■ Raw records:
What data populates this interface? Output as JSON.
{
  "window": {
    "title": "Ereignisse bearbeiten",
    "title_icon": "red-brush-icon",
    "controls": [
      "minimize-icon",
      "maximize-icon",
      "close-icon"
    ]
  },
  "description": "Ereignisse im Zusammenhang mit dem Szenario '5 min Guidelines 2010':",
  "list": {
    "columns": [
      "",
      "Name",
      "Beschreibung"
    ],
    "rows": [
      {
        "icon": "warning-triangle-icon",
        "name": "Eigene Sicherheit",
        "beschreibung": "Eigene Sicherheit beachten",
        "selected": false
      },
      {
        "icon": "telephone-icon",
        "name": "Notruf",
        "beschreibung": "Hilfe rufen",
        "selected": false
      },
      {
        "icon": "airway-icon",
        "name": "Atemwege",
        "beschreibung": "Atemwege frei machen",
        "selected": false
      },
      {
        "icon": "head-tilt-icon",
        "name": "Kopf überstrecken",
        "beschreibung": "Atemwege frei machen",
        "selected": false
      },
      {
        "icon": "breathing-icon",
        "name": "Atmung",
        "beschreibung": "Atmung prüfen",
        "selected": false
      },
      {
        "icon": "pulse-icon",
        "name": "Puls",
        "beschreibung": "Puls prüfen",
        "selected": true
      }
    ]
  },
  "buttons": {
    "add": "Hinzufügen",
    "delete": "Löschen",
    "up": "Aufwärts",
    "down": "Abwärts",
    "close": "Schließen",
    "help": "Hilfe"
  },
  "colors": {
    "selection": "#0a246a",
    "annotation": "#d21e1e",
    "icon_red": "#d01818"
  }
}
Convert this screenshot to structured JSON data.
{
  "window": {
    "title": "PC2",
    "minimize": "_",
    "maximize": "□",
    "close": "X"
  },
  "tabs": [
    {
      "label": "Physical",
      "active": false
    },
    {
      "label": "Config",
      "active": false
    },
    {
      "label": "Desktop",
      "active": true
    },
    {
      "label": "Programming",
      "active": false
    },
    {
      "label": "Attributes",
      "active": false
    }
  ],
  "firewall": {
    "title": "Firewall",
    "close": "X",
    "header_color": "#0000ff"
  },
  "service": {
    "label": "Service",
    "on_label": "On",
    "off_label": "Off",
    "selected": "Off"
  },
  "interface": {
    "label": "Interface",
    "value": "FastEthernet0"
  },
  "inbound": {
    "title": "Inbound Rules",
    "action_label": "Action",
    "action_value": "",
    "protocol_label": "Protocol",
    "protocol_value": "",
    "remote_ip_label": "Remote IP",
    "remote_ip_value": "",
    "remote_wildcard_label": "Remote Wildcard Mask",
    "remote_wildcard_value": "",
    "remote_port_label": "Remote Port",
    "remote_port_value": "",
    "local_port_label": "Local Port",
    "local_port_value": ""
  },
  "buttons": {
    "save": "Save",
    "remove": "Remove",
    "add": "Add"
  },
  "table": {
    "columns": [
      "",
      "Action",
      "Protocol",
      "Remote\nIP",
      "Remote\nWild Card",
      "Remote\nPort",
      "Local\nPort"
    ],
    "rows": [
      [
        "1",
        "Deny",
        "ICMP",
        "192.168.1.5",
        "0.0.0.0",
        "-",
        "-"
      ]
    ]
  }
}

■ Work to be completed:
Write out the whole listing again, exactly as it stands.

■ Exercise solution:
What data populates this interface? Output as JSON.
{
  "window": {
    "title": "Ereignisse bearbeiten",
    "title_icon": "red-brush-icon",
    "controls": [
      "minimize-icon",
      "maximize-icon",
      "close-icon"
    ]
  },
  "description": "Ereignisse im Zusammenhang mit dem Szenario '5 min Guidelines 2010':",
  "list": {
    "columns": [
      "",
      "Name",
      "Beschreibung"
    ],
    "rows": [
      {
        "icon": "warning-triangle-icon",
        "name": "Eigene Sicherheit",
        "beschreibung": "Eigene Sicherheit beachten",
        "selected": false
      },
      {
        "icon": "telephone-icon",
        "name": "Notruf",
        "beschreibung": "Hilfe rufen",
        "selected": false
      },
      {
        "icon": "airway-icon",
        "name": "Atemwege",
        "beschreibung": "Atemwege frei machen",
        "selected": false
      },
      {
        "icon": "head-tilt-icon",
        "name": "Kopf überstrecken",
        "beschreibung": "Atemwege frei machen",
        "selected": false
      },
      {
        "icon": "breathing-icon",
        "name": "Atmung",
        "beschreibung": "Atmung prüfen",
        "selected": false
      },
      {
        "icon": "pulse-icon",
        "name": "Puls",
        "beschreibung": "Puls prüfen",
        "selected": true
      }
    ]
  },
  "buttons": {
    "add": "Hinzufügen",
    "delete": "Löschen",
    "up": "Aufwärts",
    "down": "Abwärts",
    "close": "Schließen",
    "help": "Hilfe"
  },
  "colors": {
    "selection": "#0a246a",
    "annotation": "#d21e1e",
    "icon_red": "#d01818"
  }
}
Convert this screenshot to structured JSON data.
{
  "window": {
    "title": "PC2",
    "minimize": "_",
    "maximize": "□",
    "close": "X"
  },
  "tabs": [
    {
      "label": "Physical",
      "active": false
    },
    {
      "label": "Config",
      "active": false
    },
    {
      "label": "Desktop",
      "active": true
    },
    {
      "label": "Programming",
      "active": false
    },
    {
      "label": "Attributes",
      "active": false
    }
  ],
  "firewall": {
    "title": "Firewall",
    "close": "X",
    "header_color": "#0000ff"
  },
  "service": {
    "label": "Service",
    "on_label": "On",
    "off_label": "Off",
    "selected": "Off"
  },
  "interface": {
    "label": "Interface",
    "value": "FastEthernet0"
  },
  "inbound": {
    "title": "Inbound Rules",
    "action_label": "Action",
    "action_value": "",
    "protocol_label": "Protocol",
    "protocol_value": "",
    "remote_ip_label": "Remote IP",
    "remote_ip_value": "",
    "remote_wildcard_label": "Remote Wildcard Mask",
    "remote_wildcard_value": "",
    "remote_port_label": "Remote Port",
    "remote_port_value": "",
    "local_port_label": "Local Port",
    "local_port_value": ""
  },
  "buttons": {
    "save": "Save",
    "remove": "Remove",
    "add": "Add"
  },
  "table": {
    "columns": [
      "",
      "Action",
      "Protocol",
      "Remote\nIP",
      "Remote\nWild Card",
      "Remote\nPort",
      "Local\nPort"
    ],
    "rows": [
      [
        "1",
        "Deny",
        "ICMP",
        "192.168.1.5",
        "0.0.0.0",
        "-",
        "-"
      ]
    ]
  }
}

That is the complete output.